Dataset items
****
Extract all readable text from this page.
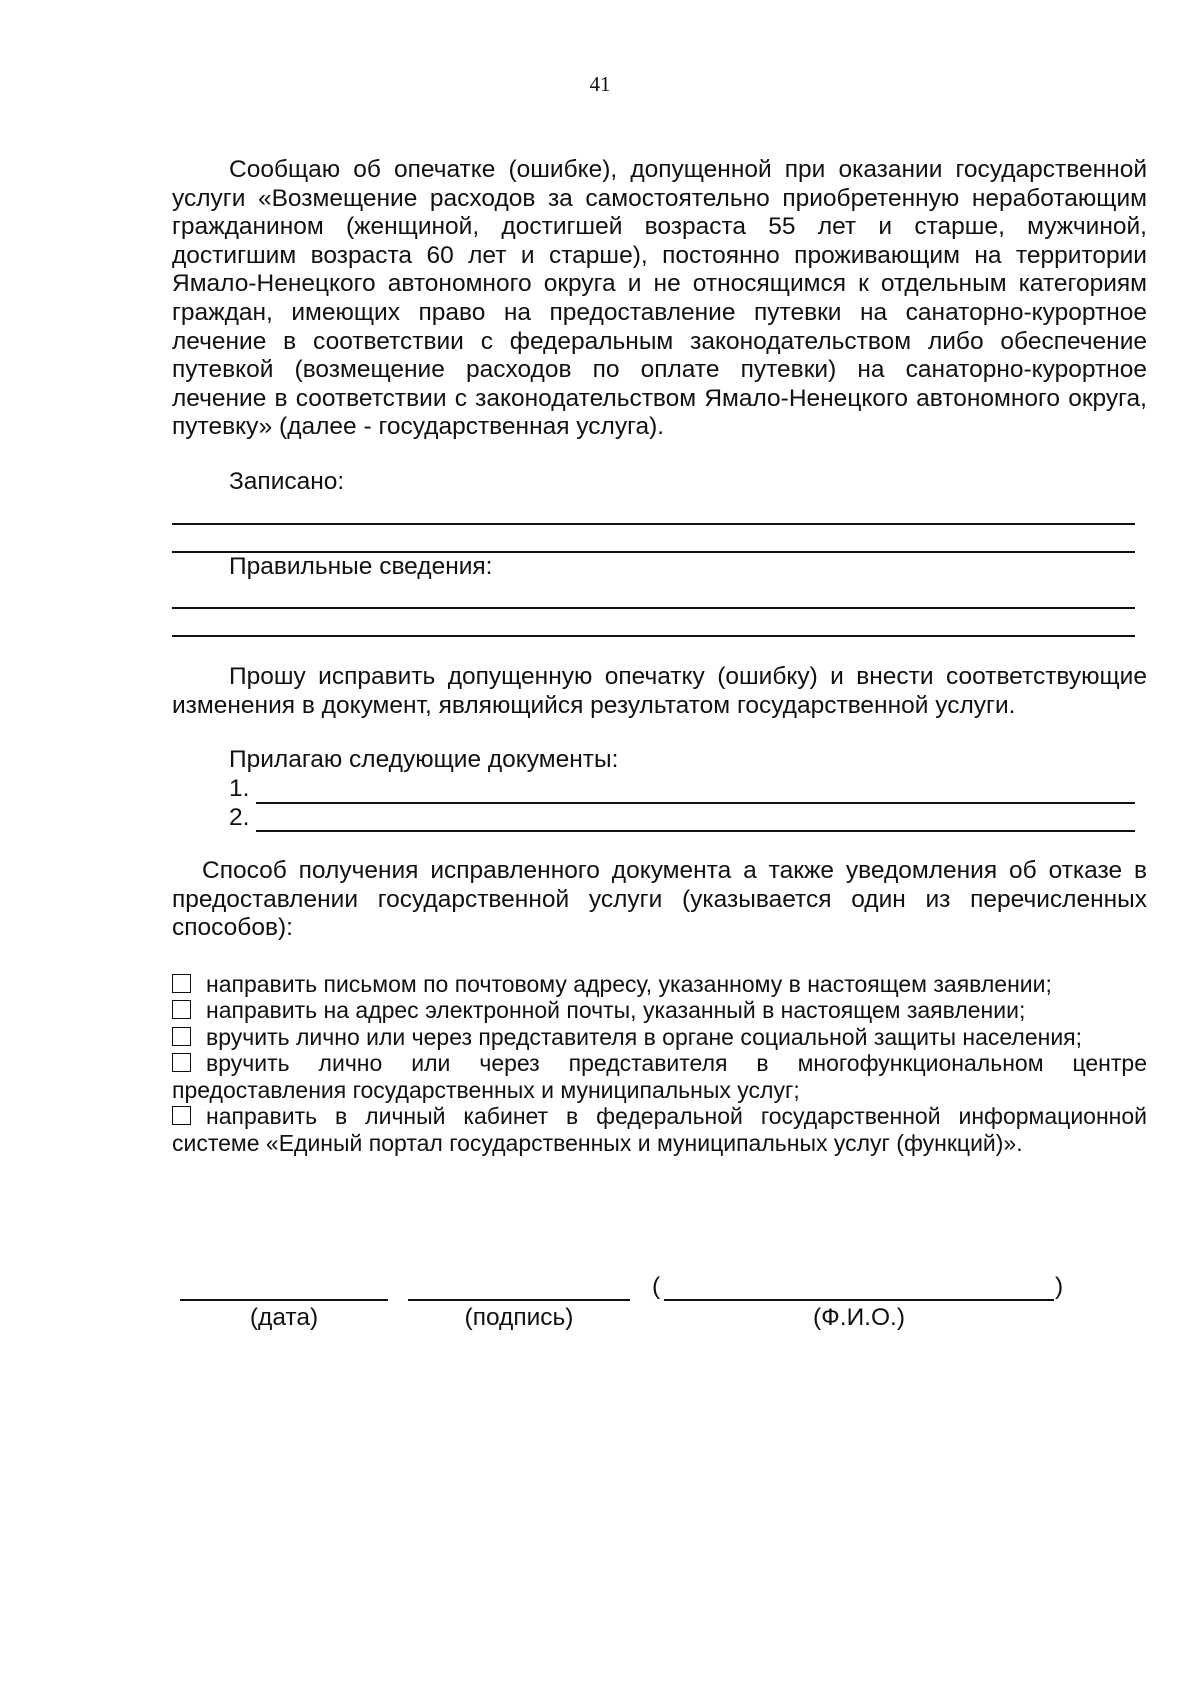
41

Сообщаю об опечатке (ошибке), допущенной при оказании государственной услуги «Возмещение расходов за самостоятельно приобретенную неработающим гражданином (женщиной, достигшей возраста 55 лет и старше, мужчиной, достигшим возраста 60 лет и старше), постоянно проживающим на территории Ямало-Ненецкого автономного округа и не относящимся к отдельным категориям граждан, имеющих право на предоставление путевки на санаторно-курортное лечение в соответствии с федеральным законодательством либо обеспечение путевкой (возмещение расходов по оплате путевки) на санаторно-курортное лечение в соответствии с законодательством Ямало-Ненецкого автономного округа, путевку» (далее - государственная услуга).

Записано:

Правильные сведения:

Прошу исправить допущенную опечатку (ошибку) и внести соответствующие изменения в документ, являющийся результатом государственной услуги.

Прилагаю следующие документы:

1.
2.

Способ получения исправленного документа а также уведомления об отказе в предоставлении государственной услуги (указывается один из перечисленных способов):

направить письмом по почтовому адресу, указанному в настоящем заявлении;

направить на адрес электронной почты, указанный в настоящем заявлении;

вручить лично или через представителя в органе социальной защиты населения;

вручить лично или через представителя в многофункциональном центре предоставления государственных и муниципальных услуг;

направить в личный кабинет в федеральной государственной информационной системе «Единый портал государственных и муниципальных услуг (функций)».

(	)
(дата)	(подпись)	(Ф.И.О.)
****
Task directions :: Set each line of the records down exactly, leaving every picture out.

Exercise result ::
Extract all readable text from this page.
41

Сообщаю об опечатке (ошибке), допущенной при оказании государственной услуги «Возмещение расходов за самостоятельно приобретенную неработающим гражданином (женщиной, достигшей возраста 55 лет и старше, мужчиной, достигшим возраста 60 лет и старше), постоянно проживающим на территории Ямало-Ненецкого автономного округа и не относящимся к отдельным категориям граждан, имеющих право на предоставление путевки на санаторно-курортное лечение в соответствии с федеральным законодательством либо обеспечение путевкой (возмещение расходов по оплате путевки) на санаторно-курортное лечение в соответствии с законодательством Ямало-Ненецкого автономного округа, путевку» (далее - государственная услуга).

Записано:

Правильные сведения:

Прошу исправить допущенную опечатку (ошибку) и внести соответствующие изменения в документ, являющийся результатом государственной услуги.

Прилагаю следующие документы:

1.
2.

Способ получения исправленного документа а также уведомления об отказе в предоставлении государственной услуги (указывается один из перечисленных способов):

направить письмом по почтовому адресу, указанному в настоящем заявлении;

направить на адрес электронной почты, указанный в настоящем заявлении;

вручить лично или через представителя в органе социальной защиты населения;

вручить лично или через представителя в многофункциональном центре предоставления государственных и муниципальных услуг;

направить в личный кабинет в федеральной государственной информационной системе «Единый портал государственных и муниципальных услуг (функций)».

(	)
(дата)	(подпись)	(Ф.И.О.)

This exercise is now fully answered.